Data excerpts:
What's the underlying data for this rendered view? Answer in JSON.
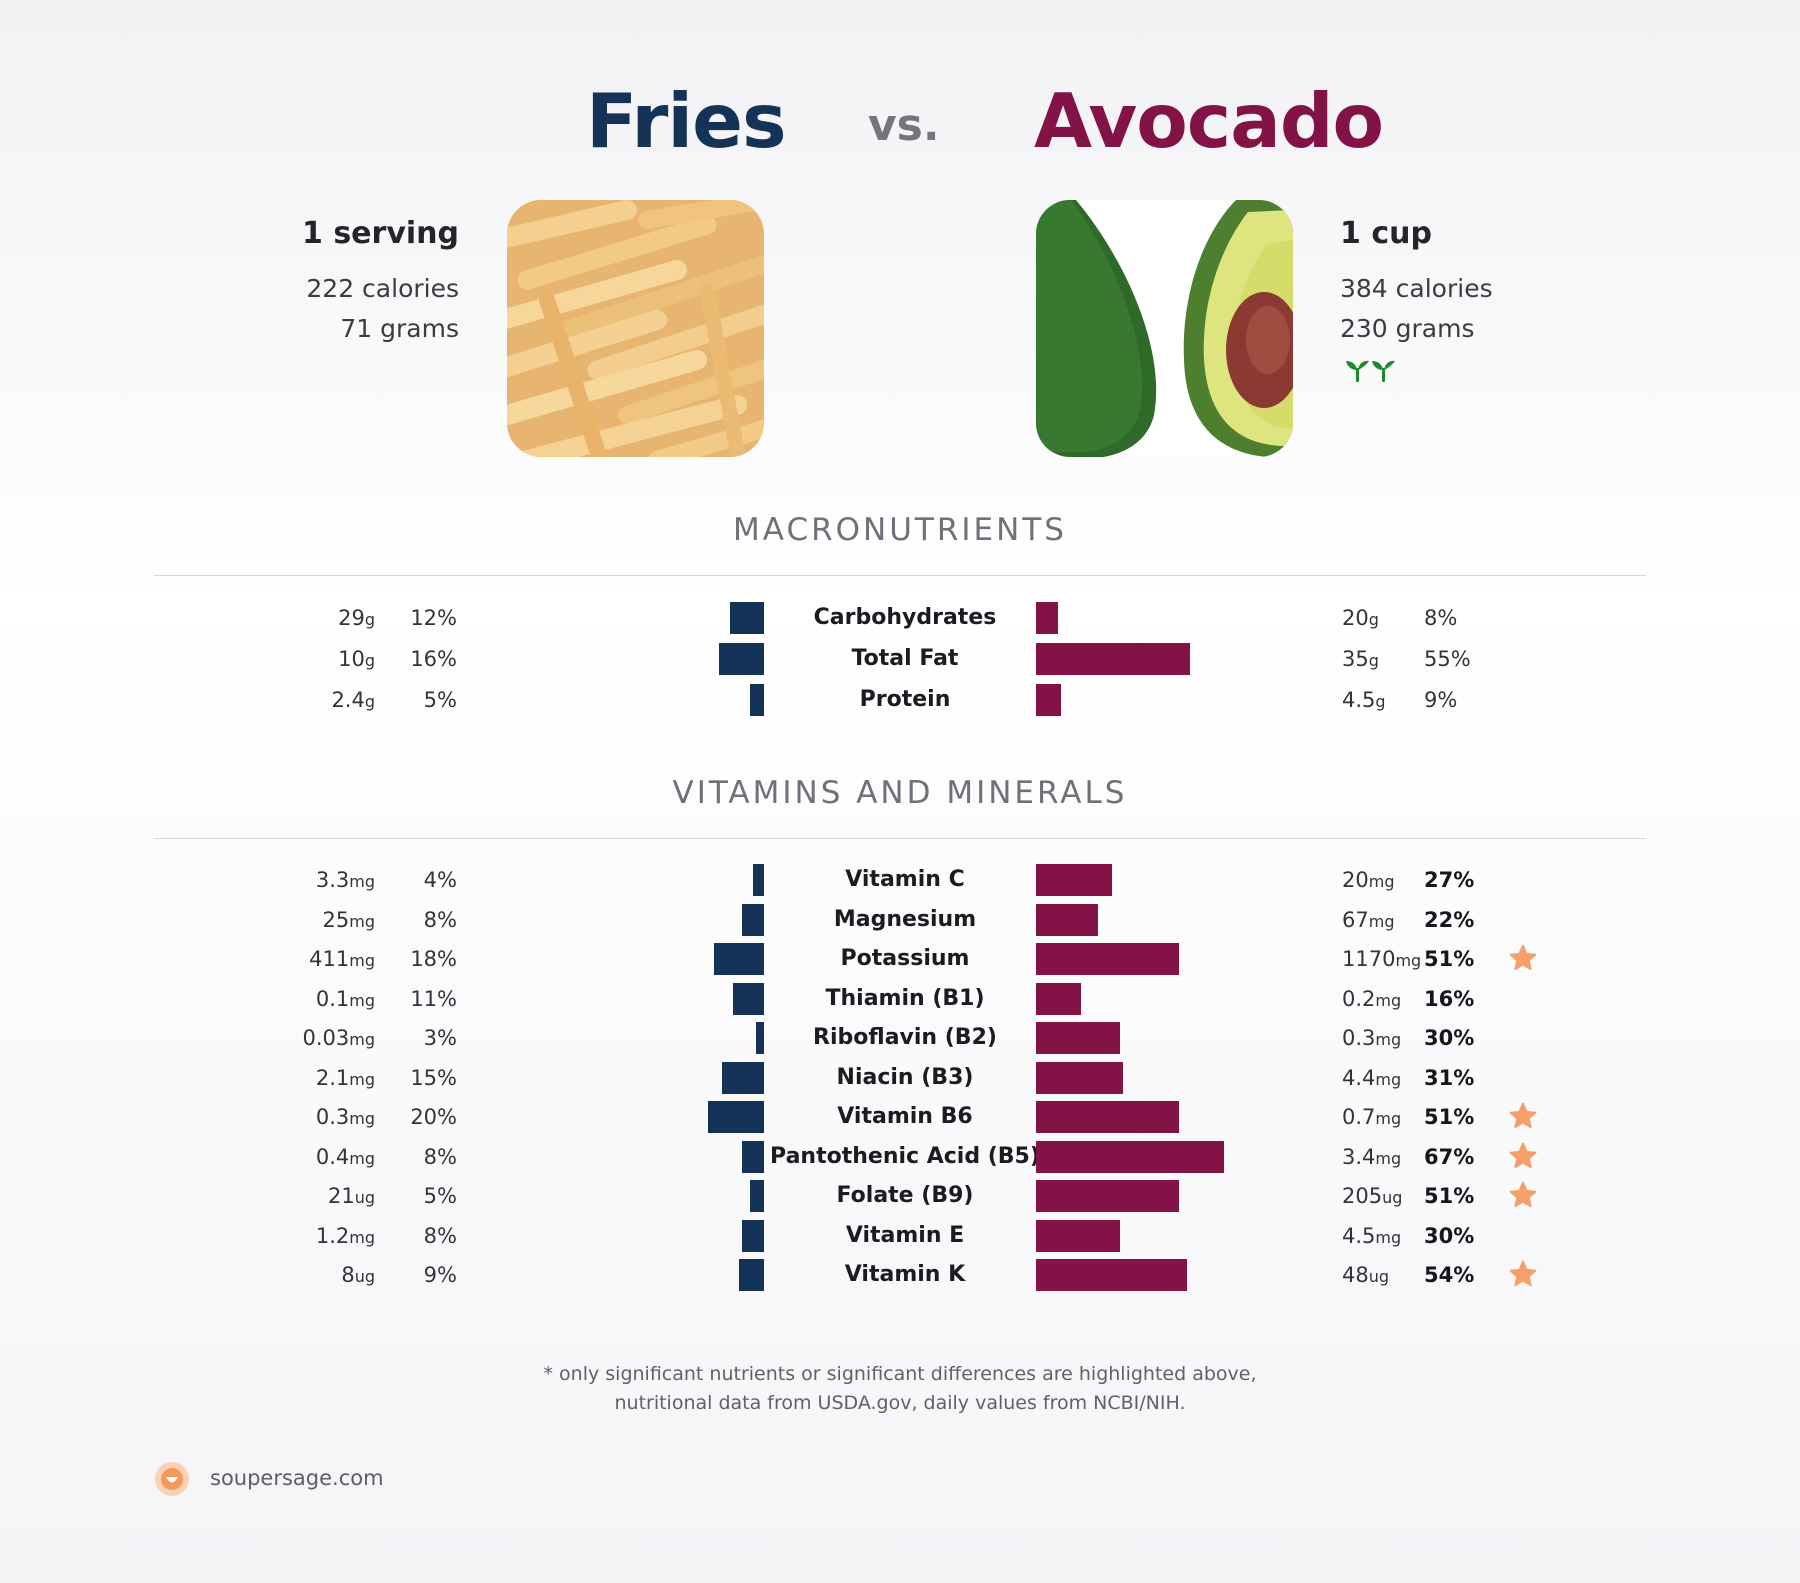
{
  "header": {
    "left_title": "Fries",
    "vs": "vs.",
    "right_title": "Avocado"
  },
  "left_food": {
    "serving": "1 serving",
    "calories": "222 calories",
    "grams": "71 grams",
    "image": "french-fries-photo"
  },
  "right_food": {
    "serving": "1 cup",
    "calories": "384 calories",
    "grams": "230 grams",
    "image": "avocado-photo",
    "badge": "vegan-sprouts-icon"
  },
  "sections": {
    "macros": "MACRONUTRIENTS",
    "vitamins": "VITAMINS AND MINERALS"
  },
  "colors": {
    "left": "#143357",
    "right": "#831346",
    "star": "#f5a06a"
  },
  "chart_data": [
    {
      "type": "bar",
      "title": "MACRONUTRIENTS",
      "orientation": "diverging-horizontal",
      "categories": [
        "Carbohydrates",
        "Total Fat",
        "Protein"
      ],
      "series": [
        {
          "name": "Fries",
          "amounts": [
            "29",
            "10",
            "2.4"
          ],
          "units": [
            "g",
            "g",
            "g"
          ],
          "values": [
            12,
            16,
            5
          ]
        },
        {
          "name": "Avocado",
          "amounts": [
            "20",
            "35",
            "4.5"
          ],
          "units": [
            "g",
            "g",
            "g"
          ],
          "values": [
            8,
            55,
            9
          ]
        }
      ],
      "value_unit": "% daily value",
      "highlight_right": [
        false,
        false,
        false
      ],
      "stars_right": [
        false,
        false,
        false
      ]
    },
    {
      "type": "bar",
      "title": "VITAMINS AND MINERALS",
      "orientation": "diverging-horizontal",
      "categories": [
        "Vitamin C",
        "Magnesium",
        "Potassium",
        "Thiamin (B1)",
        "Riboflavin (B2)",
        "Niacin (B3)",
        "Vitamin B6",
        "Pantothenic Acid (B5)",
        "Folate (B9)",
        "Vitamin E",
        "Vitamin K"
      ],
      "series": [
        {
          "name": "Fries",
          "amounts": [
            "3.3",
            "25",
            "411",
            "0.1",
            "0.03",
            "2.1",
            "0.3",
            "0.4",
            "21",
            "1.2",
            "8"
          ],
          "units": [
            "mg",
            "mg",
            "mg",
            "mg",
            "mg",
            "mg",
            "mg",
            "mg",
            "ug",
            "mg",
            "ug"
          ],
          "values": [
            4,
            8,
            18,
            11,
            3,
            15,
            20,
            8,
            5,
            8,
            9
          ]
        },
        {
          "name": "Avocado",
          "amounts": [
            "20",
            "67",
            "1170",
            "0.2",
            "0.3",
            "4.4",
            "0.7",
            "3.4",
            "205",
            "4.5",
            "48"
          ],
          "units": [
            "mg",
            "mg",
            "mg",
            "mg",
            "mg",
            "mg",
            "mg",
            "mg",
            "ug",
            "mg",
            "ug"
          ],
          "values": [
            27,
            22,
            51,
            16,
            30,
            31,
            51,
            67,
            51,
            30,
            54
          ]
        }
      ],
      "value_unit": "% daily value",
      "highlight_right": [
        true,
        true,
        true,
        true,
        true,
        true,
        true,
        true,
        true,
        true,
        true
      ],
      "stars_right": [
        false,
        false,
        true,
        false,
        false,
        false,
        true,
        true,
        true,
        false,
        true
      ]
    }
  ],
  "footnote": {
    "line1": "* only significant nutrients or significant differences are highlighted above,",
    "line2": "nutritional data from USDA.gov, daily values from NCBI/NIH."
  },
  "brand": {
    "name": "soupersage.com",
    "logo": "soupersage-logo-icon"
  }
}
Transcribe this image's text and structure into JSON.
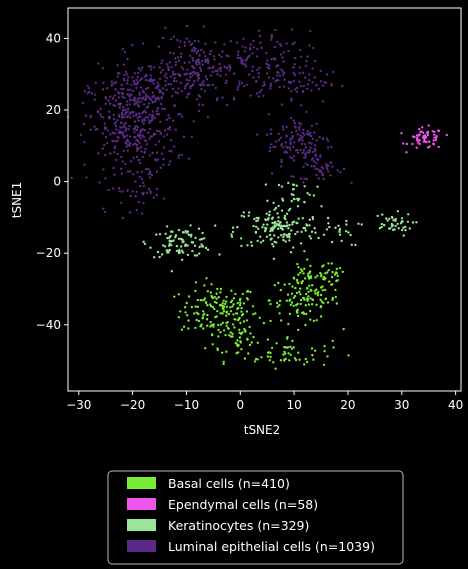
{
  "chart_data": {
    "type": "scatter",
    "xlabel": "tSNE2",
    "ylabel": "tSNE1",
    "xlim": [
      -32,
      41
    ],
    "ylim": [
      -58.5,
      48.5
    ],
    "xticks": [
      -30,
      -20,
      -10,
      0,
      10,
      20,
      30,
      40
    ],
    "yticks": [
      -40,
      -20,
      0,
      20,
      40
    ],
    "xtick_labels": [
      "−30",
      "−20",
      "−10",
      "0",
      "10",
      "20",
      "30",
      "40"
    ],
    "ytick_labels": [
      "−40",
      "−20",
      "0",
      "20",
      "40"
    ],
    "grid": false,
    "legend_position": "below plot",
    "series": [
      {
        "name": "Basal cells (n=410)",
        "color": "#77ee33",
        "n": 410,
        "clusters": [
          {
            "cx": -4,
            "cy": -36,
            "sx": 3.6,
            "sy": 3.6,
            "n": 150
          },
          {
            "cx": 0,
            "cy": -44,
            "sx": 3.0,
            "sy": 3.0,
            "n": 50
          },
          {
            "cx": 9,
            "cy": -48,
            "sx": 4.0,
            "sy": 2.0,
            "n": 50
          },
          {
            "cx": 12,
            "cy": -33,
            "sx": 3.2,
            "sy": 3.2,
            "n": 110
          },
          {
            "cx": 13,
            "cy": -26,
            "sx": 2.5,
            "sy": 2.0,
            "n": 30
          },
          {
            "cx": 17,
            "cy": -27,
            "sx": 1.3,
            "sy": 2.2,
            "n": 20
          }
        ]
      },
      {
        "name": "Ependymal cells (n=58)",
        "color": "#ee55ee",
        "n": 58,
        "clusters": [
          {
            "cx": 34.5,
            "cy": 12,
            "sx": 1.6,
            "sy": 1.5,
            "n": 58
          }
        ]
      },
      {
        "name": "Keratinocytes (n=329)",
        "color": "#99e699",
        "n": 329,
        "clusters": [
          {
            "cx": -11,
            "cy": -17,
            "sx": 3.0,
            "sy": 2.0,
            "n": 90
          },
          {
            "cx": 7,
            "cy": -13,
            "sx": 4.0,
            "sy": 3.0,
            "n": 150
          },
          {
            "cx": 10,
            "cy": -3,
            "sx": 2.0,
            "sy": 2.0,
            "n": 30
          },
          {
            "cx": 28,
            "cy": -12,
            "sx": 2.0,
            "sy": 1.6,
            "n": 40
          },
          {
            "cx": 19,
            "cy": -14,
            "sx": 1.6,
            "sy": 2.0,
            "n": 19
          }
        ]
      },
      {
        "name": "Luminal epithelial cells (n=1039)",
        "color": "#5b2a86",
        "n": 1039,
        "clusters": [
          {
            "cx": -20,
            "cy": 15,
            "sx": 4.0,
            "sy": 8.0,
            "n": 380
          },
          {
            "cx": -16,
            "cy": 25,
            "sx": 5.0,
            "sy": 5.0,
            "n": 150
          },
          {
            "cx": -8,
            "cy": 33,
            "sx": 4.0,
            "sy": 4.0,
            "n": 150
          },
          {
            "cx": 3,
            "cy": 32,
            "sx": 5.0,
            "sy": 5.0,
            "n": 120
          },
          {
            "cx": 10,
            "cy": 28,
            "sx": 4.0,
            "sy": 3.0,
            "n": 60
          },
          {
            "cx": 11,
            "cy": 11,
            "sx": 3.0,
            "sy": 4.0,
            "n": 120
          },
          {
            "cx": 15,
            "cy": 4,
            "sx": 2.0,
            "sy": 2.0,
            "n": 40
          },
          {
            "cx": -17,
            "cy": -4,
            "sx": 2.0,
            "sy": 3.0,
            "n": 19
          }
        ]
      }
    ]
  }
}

• What the exercise asks: Among the lines above, find the ones containing "icon" and copy them.

• Response:
    "badge": "vegan-sprouts-icon"
    "logo": "soupersage-logo-icon"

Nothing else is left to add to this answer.